--- START ---
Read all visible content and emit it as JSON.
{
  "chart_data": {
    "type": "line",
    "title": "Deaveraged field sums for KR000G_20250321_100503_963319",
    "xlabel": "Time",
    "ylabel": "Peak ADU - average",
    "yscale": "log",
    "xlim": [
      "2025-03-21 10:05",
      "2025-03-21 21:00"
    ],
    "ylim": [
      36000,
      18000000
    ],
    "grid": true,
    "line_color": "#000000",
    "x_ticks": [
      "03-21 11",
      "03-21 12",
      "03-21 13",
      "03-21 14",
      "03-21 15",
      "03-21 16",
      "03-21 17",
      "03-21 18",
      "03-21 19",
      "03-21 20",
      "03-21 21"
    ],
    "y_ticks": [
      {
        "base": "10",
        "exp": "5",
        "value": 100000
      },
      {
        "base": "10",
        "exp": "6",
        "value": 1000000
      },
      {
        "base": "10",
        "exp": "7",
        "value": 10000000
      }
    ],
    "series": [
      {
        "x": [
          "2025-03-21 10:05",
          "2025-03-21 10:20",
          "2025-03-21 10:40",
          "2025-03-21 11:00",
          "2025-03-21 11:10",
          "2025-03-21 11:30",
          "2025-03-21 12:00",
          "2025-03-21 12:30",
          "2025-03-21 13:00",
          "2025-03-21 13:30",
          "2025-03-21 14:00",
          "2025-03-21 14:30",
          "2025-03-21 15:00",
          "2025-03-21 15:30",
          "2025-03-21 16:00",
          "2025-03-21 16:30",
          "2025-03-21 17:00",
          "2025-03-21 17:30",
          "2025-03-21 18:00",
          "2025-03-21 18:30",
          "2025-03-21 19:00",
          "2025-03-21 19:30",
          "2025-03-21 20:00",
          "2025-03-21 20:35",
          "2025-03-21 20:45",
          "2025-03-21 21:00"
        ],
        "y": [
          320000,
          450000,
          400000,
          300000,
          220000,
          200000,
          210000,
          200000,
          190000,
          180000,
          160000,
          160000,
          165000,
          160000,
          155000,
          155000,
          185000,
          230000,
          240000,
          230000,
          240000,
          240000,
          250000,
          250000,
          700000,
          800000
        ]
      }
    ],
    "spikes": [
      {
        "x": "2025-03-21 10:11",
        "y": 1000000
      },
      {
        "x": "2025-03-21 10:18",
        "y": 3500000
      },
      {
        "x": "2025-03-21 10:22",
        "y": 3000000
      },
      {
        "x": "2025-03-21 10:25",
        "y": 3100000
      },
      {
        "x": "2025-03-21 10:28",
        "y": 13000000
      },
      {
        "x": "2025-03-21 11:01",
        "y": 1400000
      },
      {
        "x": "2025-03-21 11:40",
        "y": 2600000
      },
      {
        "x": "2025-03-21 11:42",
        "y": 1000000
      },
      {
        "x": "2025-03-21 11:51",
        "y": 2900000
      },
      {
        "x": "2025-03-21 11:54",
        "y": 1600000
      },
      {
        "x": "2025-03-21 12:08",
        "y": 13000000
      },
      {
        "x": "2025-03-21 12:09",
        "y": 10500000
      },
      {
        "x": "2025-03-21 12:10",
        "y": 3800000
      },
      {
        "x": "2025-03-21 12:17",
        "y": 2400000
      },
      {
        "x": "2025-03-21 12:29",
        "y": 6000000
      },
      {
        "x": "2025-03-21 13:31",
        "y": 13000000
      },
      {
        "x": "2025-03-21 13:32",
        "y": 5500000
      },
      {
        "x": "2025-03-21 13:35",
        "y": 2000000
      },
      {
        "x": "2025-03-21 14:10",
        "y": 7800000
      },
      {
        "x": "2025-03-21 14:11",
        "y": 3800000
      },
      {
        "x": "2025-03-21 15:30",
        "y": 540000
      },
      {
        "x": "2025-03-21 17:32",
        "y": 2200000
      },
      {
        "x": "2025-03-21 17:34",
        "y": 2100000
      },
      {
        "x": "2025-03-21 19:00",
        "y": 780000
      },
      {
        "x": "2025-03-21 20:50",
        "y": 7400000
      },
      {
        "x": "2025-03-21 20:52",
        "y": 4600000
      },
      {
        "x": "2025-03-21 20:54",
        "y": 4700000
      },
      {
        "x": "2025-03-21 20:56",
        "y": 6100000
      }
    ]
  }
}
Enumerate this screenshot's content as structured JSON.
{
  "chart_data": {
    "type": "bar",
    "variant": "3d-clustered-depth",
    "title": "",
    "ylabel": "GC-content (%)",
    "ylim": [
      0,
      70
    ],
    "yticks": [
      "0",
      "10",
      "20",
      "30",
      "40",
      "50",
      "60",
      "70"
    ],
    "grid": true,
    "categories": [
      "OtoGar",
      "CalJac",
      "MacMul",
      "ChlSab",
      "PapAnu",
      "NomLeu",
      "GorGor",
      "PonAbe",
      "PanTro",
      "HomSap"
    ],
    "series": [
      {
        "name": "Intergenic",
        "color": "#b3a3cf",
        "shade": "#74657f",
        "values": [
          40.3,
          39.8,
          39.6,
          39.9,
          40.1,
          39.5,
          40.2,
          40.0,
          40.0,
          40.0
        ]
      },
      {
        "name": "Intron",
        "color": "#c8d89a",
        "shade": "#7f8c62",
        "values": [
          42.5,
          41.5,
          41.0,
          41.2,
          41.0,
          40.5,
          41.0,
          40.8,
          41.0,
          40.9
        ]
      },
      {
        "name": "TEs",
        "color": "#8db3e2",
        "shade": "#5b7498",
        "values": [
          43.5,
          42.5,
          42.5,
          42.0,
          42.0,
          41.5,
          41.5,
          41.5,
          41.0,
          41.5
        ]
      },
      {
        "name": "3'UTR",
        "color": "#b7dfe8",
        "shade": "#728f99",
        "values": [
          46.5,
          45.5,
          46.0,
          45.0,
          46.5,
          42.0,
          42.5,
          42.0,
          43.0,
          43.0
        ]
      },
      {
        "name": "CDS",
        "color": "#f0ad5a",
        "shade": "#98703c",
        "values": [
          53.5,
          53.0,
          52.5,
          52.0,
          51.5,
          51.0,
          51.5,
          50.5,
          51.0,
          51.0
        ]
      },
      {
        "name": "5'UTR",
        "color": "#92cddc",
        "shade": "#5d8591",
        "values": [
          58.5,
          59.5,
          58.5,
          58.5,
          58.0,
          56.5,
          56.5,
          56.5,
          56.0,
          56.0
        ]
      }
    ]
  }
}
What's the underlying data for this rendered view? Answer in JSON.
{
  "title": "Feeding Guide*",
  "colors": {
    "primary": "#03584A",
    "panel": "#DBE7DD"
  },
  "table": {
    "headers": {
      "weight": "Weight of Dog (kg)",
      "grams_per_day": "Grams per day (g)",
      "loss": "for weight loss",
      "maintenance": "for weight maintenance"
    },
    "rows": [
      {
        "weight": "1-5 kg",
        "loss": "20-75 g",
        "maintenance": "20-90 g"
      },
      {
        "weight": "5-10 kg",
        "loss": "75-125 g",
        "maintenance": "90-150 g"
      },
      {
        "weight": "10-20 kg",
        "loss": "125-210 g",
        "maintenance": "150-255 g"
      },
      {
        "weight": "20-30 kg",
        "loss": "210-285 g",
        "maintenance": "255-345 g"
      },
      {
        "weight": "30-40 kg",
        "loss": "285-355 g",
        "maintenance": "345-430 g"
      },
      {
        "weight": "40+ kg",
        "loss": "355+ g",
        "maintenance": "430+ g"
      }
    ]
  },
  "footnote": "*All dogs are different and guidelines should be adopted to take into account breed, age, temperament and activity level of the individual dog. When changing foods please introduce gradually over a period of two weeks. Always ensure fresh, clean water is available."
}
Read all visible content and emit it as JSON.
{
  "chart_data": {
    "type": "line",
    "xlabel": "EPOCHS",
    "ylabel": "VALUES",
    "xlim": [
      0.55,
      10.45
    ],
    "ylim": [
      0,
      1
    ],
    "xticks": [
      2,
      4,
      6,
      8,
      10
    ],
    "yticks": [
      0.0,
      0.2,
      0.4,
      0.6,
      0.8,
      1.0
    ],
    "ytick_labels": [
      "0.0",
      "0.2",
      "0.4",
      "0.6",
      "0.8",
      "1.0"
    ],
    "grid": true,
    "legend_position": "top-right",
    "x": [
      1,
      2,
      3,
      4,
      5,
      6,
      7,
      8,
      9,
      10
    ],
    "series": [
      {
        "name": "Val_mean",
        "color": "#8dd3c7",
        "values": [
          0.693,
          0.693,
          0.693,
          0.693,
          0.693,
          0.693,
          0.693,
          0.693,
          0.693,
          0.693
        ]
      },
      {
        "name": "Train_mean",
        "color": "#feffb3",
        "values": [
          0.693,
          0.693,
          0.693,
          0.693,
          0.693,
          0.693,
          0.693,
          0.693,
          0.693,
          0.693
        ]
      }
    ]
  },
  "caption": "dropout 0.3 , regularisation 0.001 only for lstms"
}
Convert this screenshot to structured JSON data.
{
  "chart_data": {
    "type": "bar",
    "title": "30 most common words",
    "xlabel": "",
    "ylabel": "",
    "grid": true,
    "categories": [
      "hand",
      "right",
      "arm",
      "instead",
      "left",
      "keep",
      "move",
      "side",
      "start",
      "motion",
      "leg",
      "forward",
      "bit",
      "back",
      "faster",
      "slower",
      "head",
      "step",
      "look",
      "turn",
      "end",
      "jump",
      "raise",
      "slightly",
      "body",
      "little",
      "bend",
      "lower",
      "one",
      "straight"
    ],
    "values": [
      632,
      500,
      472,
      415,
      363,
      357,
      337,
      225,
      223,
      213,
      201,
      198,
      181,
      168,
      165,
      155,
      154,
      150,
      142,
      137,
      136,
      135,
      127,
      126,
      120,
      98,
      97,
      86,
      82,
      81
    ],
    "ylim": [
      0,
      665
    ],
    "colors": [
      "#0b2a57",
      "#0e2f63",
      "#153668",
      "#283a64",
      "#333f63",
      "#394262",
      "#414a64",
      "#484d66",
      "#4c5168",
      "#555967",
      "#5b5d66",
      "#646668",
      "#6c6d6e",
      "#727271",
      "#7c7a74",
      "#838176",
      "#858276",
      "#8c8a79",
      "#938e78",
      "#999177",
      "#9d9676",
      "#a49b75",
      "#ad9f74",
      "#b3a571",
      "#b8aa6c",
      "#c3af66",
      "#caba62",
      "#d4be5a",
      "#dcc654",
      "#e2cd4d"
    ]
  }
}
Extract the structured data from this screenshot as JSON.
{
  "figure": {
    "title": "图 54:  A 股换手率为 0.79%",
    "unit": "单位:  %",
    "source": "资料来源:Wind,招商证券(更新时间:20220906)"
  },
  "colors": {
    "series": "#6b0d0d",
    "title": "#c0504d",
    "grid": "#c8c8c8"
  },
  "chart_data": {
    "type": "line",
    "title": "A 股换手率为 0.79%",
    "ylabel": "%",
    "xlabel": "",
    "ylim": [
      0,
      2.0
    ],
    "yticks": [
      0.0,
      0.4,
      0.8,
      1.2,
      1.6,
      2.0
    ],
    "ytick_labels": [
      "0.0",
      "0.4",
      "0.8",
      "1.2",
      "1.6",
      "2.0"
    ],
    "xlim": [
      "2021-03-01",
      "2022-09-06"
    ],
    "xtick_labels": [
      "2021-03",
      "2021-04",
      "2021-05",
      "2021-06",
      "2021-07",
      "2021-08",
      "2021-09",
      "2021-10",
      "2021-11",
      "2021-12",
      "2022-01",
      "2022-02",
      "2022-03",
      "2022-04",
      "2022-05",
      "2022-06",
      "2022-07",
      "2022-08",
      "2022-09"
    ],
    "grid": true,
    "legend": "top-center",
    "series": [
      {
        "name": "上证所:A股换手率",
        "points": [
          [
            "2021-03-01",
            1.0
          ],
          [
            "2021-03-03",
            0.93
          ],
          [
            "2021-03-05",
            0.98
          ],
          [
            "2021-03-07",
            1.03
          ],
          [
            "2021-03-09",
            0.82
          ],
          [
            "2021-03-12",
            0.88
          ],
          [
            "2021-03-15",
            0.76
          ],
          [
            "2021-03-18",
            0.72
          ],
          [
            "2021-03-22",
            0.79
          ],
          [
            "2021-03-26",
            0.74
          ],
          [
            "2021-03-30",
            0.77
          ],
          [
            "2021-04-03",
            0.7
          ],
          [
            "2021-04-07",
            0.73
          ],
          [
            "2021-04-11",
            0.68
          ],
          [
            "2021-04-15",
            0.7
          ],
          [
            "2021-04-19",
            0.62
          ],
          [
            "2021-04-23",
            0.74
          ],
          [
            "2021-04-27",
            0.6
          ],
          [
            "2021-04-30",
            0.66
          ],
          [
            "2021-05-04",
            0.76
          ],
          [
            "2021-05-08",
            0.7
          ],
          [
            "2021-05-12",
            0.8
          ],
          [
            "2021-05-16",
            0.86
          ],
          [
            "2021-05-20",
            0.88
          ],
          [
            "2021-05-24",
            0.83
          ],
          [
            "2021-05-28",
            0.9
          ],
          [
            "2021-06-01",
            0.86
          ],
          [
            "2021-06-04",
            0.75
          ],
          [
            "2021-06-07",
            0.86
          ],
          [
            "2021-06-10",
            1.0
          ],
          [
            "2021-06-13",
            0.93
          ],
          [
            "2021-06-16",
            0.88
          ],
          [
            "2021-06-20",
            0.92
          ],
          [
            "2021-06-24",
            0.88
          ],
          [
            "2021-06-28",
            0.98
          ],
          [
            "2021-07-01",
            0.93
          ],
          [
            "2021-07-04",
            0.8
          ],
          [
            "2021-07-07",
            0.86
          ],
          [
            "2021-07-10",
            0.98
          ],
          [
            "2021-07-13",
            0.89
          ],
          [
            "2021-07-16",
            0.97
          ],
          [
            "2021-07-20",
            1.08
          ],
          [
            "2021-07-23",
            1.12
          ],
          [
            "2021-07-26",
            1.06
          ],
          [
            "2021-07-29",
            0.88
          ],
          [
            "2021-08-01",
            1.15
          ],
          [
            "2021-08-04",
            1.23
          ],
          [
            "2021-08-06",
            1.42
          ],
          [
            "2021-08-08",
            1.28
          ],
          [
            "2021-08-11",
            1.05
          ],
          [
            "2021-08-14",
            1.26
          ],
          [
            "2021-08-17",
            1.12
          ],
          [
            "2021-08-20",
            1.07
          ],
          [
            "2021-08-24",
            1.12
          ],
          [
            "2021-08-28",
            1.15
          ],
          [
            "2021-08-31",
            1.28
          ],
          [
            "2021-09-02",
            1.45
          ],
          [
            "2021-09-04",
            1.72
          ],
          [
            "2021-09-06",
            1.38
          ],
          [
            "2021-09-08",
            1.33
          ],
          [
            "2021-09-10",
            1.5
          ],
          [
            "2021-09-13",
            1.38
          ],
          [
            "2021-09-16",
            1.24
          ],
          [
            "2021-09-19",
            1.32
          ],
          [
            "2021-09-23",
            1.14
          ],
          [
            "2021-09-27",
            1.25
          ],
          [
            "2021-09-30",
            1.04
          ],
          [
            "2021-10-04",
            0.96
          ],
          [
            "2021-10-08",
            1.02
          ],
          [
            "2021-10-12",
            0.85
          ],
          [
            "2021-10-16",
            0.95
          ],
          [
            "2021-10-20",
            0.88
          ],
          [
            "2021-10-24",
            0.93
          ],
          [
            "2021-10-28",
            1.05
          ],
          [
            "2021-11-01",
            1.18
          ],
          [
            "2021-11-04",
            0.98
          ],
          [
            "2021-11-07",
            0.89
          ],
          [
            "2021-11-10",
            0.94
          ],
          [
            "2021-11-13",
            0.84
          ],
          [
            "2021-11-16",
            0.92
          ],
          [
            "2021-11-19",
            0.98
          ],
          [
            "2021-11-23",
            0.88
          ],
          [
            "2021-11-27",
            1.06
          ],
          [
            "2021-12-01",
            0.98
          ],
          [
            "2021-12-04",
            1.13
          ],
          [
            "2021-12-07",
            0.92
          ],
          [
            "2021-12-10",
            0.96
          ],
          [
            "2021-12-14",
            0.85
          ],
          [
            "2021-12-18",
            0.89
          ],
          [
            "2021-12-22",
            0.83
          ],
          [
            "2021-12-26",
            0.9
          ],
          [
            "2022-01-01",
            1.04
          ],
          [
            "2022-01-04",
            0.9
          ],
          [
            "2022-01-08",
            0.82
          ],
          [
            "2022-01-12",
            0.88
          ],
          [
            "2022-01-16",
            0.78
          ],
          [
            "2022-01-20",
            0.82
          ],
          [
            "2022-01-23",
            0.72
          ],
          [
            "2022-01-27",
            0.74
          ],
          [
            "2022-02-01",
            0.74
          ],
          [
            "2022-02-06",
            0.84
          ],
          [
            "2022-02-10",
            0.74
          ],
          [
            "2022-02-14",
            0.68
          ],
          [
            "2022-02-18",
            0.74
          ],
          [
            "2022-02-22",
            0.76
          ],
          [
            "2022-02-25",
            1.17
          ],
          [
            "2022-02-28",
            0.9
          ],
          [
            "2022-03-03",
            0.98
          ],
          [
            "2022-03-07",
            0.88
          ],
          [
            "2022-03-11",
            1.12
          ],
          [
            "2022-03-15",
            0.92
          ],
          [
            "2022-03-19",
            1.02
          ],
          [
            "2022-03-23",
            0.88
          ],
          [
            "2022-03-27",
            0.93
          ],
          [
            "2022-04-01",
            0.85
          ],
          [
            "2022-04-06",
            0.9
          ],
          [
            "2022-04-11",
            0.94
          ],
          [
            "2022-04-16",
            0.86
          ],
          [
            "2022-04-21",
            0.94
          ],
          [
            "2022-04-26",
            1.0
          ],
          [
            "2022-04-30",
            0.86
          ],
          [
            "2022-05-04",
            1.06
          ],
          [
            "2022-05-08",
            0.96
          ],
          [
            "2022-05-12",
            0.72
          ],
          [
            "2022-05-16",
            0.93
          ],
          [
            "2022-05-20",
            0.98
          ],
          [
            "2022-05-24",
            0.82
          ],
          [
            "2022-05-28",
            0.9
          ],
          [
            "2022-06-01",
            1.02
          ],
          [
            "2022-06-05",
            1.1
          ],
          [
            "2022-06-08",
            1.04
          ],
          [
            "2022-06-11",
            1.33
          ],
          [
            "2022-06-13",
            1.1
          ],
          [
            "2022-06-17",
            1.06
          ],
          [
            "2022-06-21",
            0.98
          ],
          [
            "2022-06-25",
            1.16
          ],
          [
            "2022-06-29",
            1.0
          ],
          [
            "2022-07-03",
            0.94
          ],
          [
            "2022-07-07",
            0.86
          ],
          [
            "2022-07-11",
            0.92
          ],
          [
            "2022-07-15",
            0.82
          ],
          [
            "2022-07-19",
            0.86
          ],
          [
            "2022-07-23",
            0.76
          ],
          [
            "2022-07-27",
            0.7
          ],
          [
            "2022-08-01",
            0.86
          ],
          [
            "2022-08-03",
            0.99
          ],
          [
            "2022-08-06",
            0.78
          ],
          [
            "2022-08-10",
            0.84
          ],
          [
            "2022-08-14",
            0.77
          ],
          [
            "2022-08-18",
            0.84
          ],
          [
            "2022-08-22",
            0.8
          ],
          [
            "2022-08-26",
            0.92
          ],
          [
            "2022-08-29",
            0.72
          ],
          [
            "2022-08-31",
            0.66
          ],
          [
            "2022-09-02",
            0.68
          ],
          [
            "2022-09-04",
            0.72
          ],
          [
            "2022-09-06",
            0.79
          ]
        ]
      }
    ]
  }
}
--- END ---
- Problem requirements
In the records, locate each line holding the string "股换手率为" and copy it.

- Result for this task
    "title": "图 54:  A 股换手率为 0.79%",
    "title": "A 股换手率为 0.79%",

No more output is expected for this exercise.